**GIVEN PROBLEM**
In the entries below, how many lines hold the string "satu"? Give only the number.

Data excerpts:
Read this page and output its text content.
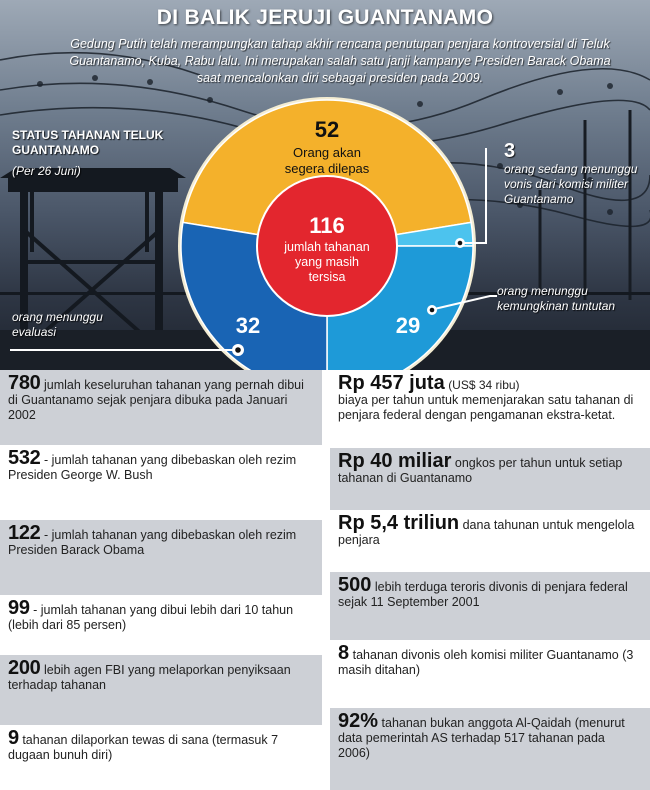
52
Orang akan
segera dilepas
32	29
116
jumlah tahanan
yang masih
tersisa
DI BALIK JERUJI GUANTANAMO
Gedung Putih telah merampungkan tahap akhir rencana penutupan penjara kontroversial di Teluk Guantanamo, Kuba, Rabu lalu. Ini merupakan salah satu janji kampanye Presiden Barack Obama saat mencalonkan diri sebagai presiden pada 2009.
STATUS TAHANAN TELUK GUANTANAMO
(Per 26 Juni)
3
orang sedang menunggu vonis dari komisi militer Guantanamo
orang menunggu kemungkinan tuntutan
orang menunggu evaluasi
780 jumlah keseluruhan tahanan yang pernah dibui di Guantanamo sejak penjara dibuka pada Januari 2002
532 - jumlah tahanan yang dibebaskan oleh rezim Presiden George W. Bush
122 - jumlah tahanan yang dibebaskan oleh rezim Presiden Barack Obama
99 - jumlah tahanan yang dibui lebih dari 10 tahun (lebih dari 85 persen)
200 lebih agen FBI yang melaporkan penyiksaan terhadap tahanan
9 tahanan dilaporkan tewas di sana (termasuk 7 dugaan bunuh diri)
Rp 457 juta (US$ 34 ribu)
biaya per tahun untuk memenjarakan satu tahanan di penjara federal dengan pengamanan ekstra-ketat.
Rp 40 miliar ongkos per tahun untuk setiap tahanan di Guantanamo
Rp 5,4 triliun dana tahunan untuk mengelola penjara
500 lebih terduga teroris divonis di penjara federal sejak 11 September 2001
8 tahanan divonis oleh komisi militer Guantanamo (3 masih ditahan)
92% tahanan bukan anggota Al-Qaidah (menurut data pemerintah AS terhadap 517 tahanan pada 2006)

**THE COMPLETED TASK**
2